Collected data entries
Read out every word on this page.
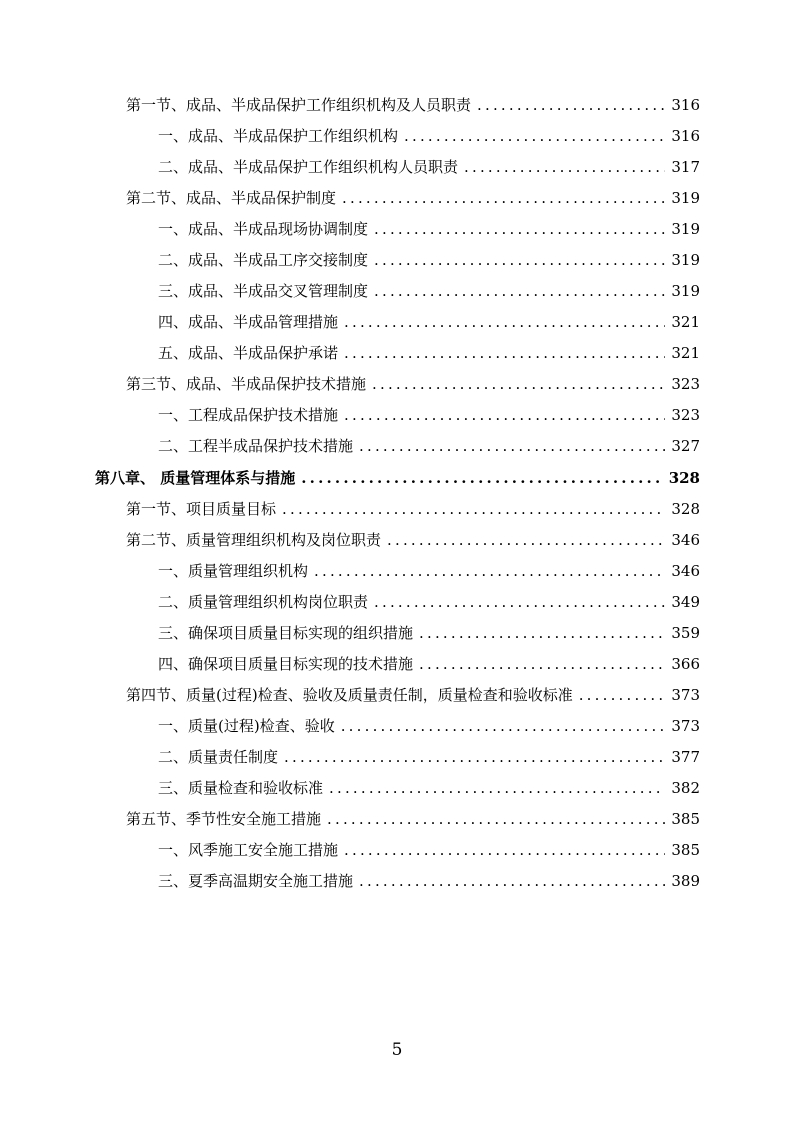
第一节、成品、半成品保护工作组织机构及人员职责 .....	316
一、成品、半成品保护工作组织机构 .....	316
二、成品、半成品保护工作组织机构人员职责 .....	317
第二节、成品、半成品保护制度 .....	319
一、成品、半成品现场协调制度 .....	319
二、成品、半成品工序交接制度 .....	319
三、成品、半成品交叉管理制度 .....	319
四、成品、半成品管理措施 .....	321
五、成品、半成品保护承诺 .....	321
第三节、成品、半成品保护技术措施 .....	323
一、工程成品保护技术措施 .....	323
二、工程半成品保护技术措施 .....	327
第八章、 质量管理体系与措施 .....	328
第一节、项目质量目标 .....	328
第二节、质量管理组织机构及岗位职责 .....	346
一、质量管理组织机构 .....	346
二、质量管理组织机构岗位职责 .....	349
三、确保项目质量目标实现的组织措施 .....	359
四、确保项目质量目标实现的技术措施 .....	366
第四节、质量(过程)检查、验收及质量责任制，质量检查和验收标准 .....	373
一、质量(过程)检查、验收 .....	373
二、质量责任制度 .....	377
三、质量检查和验收标准 .....	382
第五节、季节性安全施工措施 .....	385
一、风季施工安全施工措施 .....	385
三、夏季高温期安全施工措施 .....	389
5
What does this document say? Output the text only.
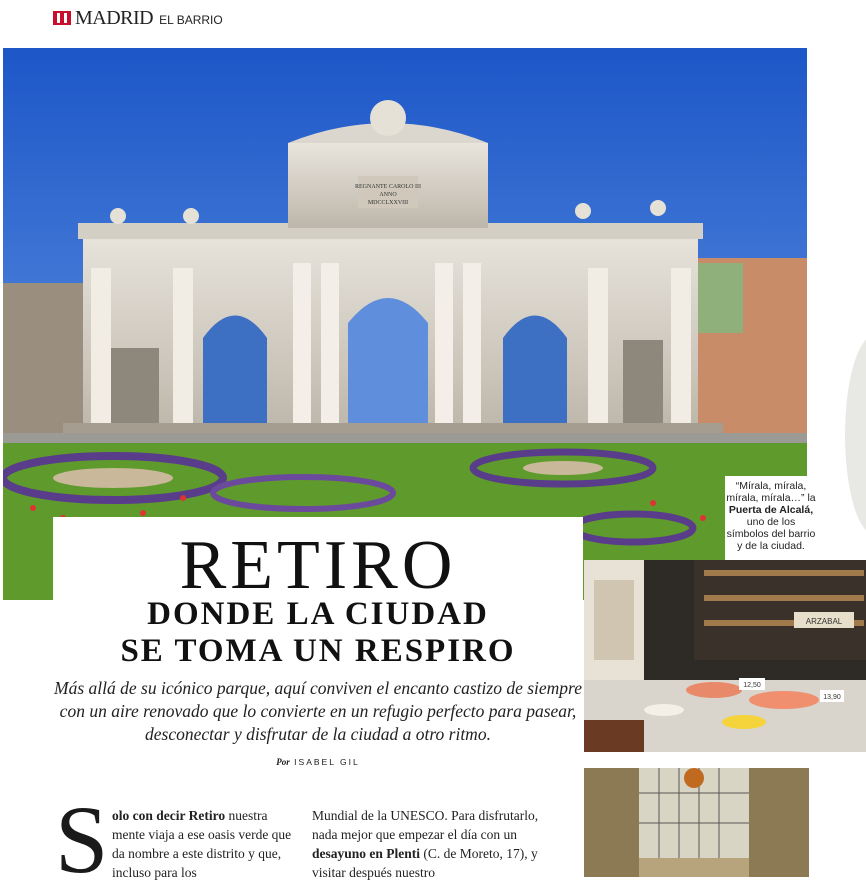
MADRID EL BARRIO
REGNANTE CAROLO III
ANNO
MDCCLXXVIII
“Mírala, mírala, mírala, mírala…” la Puerta de Alcalá, uno de los símbolos del barrio y de la ciudad.
ARZABAL
12,50
13,90
RETIRO
DONDE LA CIUDAD
SE TOMA UN RESPIRO
Más allá de su icónico parque, aquí conviven el encanto castizo de siempre con un aire renovado que lo convierte en un refugio perfecto para pasear, desconectar y disfrutar de la ciudad a otro ritmo.
Por ISABEL GIL
S olo con decir Retiro nuestra mente viaja a ese oasis verde que da nombre a este distrito y que, incluso para los
Mundial de la UNESCO. Para disfrutarlo, nada mejor que empezar el día con un desayuno en Plenti (C. de Moreto, 17), y visitar después nuestro
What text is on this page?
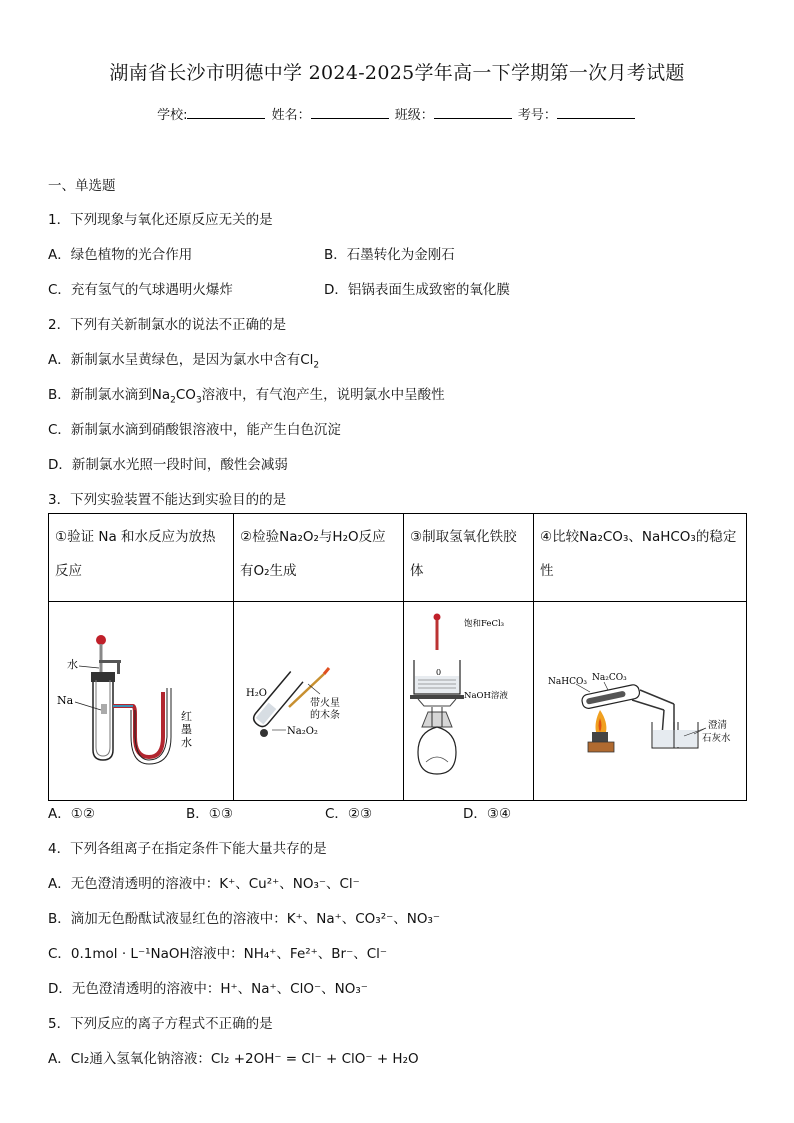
湖南省长沙市明德中学 2024-2025学年高一下学期第一次月考试题
学校:	姓名：	班级：	考号：
一、单选题
1．下列现象与氧化还原反应无关的是
A．绿色植物的光合作用	B．石墨转化为金刚石
C．充有氢气的气球遇明火爆炸	D．铝锅表面生成致密的氧化膜
2．下列有关新制氯水的说法不正确的是
A．新制氯水呈黄绿色，是因为氯水中含有$Cl_2$
B．新制氯水滴到$Na_2CO_3$溶液中，有气泡产生，说明氯水中呈酸性
C．新制氯水滴到硝酸银溶液中，能产生白色沉淀
D．新制氯水光照一段时间，酸性会减弱
3．下列实验装置不能达到实验目的的是
①验证 Na 和水反应为放热反应	②检验Na₂O₂与H₂O反应有O₂生成	③制取氢氧化铁胶体	④比较Na₂CO₃、NaHCO₃的稳定性

水
Na
红
墨
水	H₂O
带火星
的木条
Na₂O₂	0
饱和FeCl₃
NaOH溶液	NaHCO₃ Na₂CO₃
澄清
石灰水
A．①②	B．①③	C．②③	D．③④
4．下列各组离子在指定条件下能大量共存的是
A．无色澄清透明的溶液中：K⁺、Cu²⁺、NO₃⁻、Cl⁻
B．滴加无色酚酞试液显红色的溶液中：K⁺、Na⁺、CO₃²⁻、NO₃⁻
C．0.1mol · L⁻¹NaOH溶液中：NH₄⁺、Fe²⁺、Br⁻、Cl⁻
D．无色澄清透明的溶液中：H⁺、Na⁺、ClO⁻、NO₃⁻
5．下列反应的离子方程式不正确的是
A．Cl₂通入氢氧化钠溶液：Cl₂ +2OH⁻ = Cl⁻ + ClO⁻ + H₂O
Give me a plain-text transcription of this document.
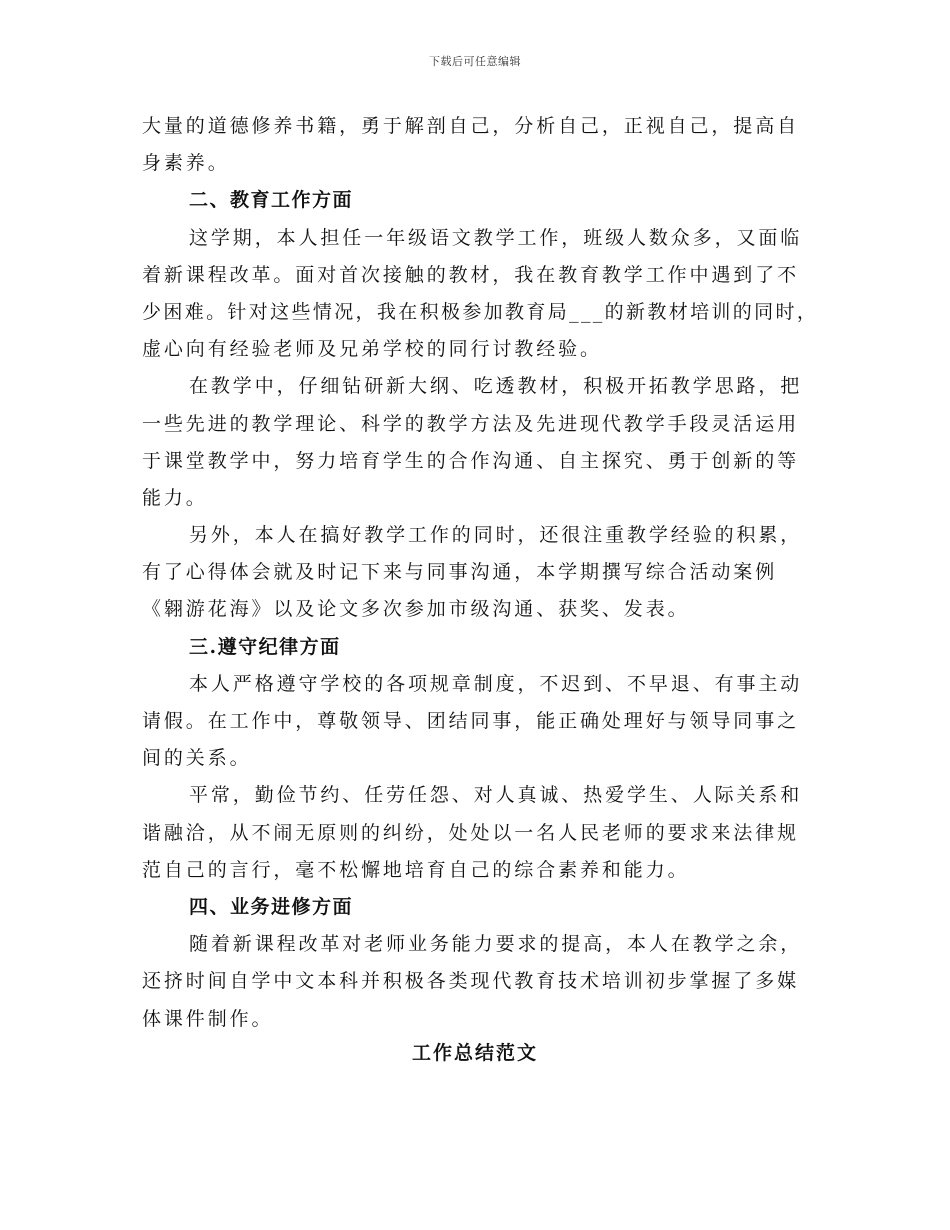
下载后可任意编辑
大量的道德修养书籍，勇于解剖自己，分析自己，正视自己，提高自
身素养。
二、教育工作方面
这学期，本人担任一年级语文教学工作，班级人数众多，又面临
着新课程改革。面对首次接触的教材，我在教育教学工作中遇到了不
少困难。针对这些情况，我在积极参加教育局___的新教材培训的同时，
虚心向有经验老师及兄弟学校的同行讨教经验。
在教学中，仔细钻研新大纲、吃透教材，积极开拓教学思路，把
一些先进的教学理论、科学的教学方法及先进现代教学手段灵活运用
于课堂教学中，努力培育学生的合作沟通、自主探究、勇于创新的等
能力。
另外，本人在搞好教学工作的同时，还很注重教学经验的积累，
有了心得体会就及时记下来与同事沟通，本学期撰写综合活动案例
《翱游花海》以及论文多次参加市级沟通、获奖、发表。
三.遵守纪律方面
本人严格遵守学校的各项规章制度，不迟到、不早退、有事主动
请假。在工作中，尊敬领导、团结同事，能正确处理好与领导同事之
间的关系。
平常，勤俭节约、任劳任怨、对人真诚、热爱学生、人际关系和
谐融洽，从不闹无原则的纠纷，处处以一名人民老师的要求来法律规
范自己的言行，毫不松懈地培育自己的综合素养和能力。
四、业务进修方面
随着新课程改革对老师业务能力要求的提高，本人在教学之余，
还挤时间自学中文本科并积极各类现代教育技术培训初步掌握了多媒
体课件制作。
工作总结范文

• [WRITTEN PROBLEM] Gather every line containing the word "text" and copy it.

• [RESULT FOR THIS EXERCISE]
What does this document say? Output the text only.
What text is on this page?
Give me a plain-text transcription of this document.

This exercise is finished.